Reproduce every line of the records below word for word, leaving out the pictures.

******************************

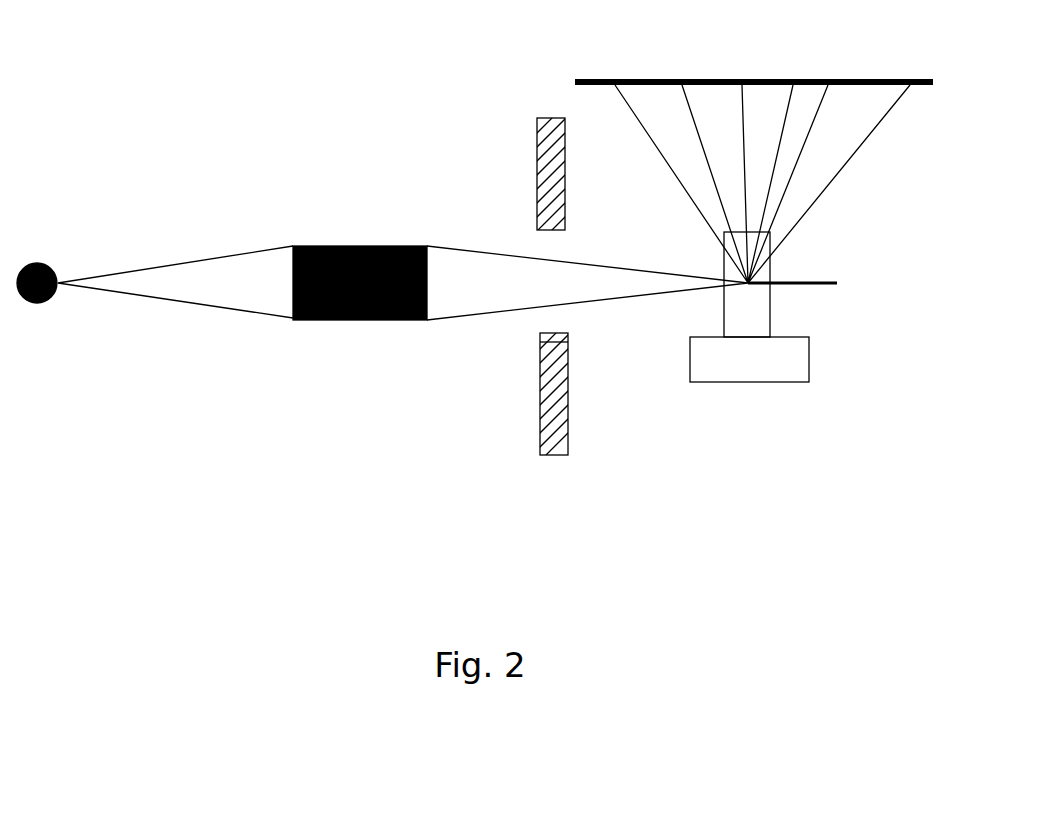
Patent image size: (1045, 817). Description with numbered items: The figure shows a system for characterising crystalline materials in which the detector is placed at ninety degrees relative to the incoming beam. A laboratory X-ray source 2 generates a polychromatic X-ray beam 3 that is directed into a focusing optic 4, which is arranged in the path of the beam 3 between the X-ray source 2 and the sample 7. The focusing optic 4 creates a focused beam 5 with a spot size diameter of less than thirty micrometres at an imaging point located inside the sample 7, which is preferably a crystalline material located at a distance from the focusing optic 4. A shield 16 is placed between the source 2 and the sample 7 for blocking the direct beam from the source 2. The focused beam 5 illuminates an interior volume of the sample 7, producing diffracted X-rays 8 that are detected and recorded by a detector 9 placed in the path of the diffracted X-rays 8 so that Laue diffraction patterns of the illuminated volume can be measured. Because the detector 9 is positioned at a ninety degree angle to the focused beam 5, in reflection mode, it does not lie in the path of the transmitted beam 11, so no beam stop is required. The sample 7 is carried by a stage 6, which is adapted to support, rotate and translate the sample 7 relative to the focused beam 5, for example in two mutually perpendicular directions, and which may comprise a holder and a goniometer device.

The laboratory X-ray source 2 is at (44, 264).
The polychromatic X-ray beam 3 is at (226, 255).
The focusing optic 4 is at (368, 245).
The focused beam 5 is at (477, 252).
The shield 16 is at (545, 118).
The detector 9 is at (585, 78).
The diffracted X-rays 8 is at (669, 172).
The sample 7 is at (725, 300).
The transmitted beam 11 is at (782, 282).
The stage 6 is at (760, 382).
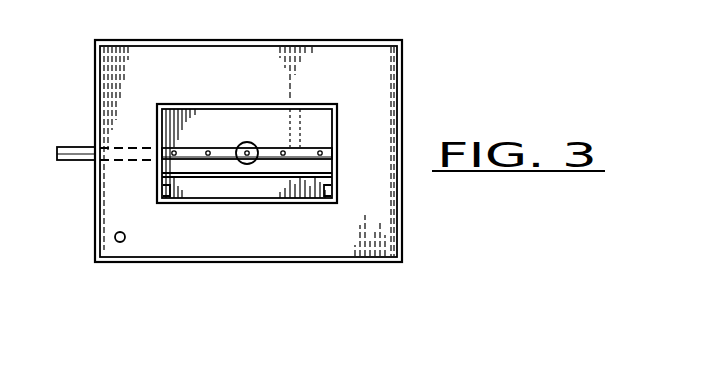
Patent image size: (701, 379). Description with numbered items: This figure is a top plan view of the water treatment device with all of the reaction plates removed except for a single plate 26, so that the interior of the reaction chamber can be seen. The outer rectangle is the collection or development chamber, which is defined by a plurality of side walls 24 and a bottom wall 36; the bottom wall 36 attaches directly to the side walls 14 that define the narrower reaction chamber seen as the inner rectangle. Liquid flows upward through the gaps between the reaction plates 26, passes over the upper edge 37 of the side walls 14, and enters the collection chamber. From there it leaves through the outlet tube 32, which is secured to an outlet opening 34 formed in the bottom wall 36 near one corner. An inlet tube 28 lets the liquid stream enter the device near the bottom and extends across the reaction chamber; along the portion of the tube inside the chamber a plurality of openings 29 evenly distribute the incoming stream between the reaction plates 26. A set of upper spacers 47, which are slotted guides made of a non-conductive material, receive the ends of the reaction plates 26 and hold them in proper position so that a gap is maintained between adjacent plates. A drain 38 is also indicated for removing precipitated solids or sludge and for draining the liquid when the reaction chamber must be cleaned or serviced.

******************************

**Result of the exercise**
Patent image size: (1045, 817). Description with numbered items: The figure shows a system for characterising crystalline materials in which the detector is placed at ninety degrees relative to the incoming beam. A laboratory X-ray source 2 generates a polychromatic X-ray beam 3 that is directed into a focusing optic 4, which is arranged in the path of the beam 3 between the X-ray source 2 and the sample 7. The focusing optic 4 creates a focused beam 5 with a spot size diameter of less than thirty micrometres at an imaging point located inside the sample 7, which is preferably a crystalline material located at a distance from the focusing optic 4. A shield 16 is placed between the source 2 and the sample 7 for blocking the direct beam from the source 2. The focused beam 5 illuminates an interior volume of the sample 7, producing diffracted X-rays 8 that are detected and recorded by a detector 9 placed in the path of the diffracted X-rays 8 so that Laue diffraction patterns of the illuminated volume can be measured. Because the detector 9 is positioned at a ninety degree angle to the focused beam 5, in reflection mode, it does not lie in the path of the transmitted beam 11, so no beam stop is required. The sample 7 is carried by a stage 6, which is adapted to support, rotate and translate the sample 7 relative to the focused beam 5, for example in two mutually perpendicular directions, and which may comprise a holder and a goniometer device.

The laboratory X-ray source 2 is at (44, 264).
The polychromatic X-ray beam 3 is at (226, 255).
The focusing optic 4 is at (368, 245).
The focused beam 5 is at (477, 252).
The shield 16 is at (545, 118).
The detector 9 is at (585, 78).
The diffracted X-rays 8 is at (669, 172).
The sample 7 is at (725, 300).
The transmitted beam 11 is at (782, 282).
The stage 6 is at (760, 382).
Patent image size: (701, 379). Description with numbered items: This figure is a top plan view of the water treatment device with all of the reaction plates removed except for a single plate 26, so that the interior of the reaction chamber can be seen. The outer rectangle is the collection or development chamber, which is defined by a plurality of side walls 24 and a bottom wall 36; the bottom wall 36 attaches directly to the side walls 14 that define the narrower reaction chamber seen as the inner rectangle. Liquid flows upward through the gaps between the reaction plates 26, passes over the upper edge 37 of the side walls 14, and enters the collection chamber. From there it leaves through the outlet tube 32, which is secured to an outlet opening 34 formed in the bottom wall 36 near one corner. An inlet tube 28 lets the liquid stream enter the device near the bottom and extends across the reaction chamber; along the portion of the tube inside the chamber a plurality of openings 29 evenly distribute the incoming stream between the reaction plates 26. A set of upper spacers 47, which are slotted guides made of a non-conductive material, receive the ends of the reaction plates 26 and hold them in proper position so that a gap is maintained between adjacent plates. A drain 38 is also indicated for removing precipitated solids or sludge and for draining the liquid when the reaction chamber must be cleaned or serviced.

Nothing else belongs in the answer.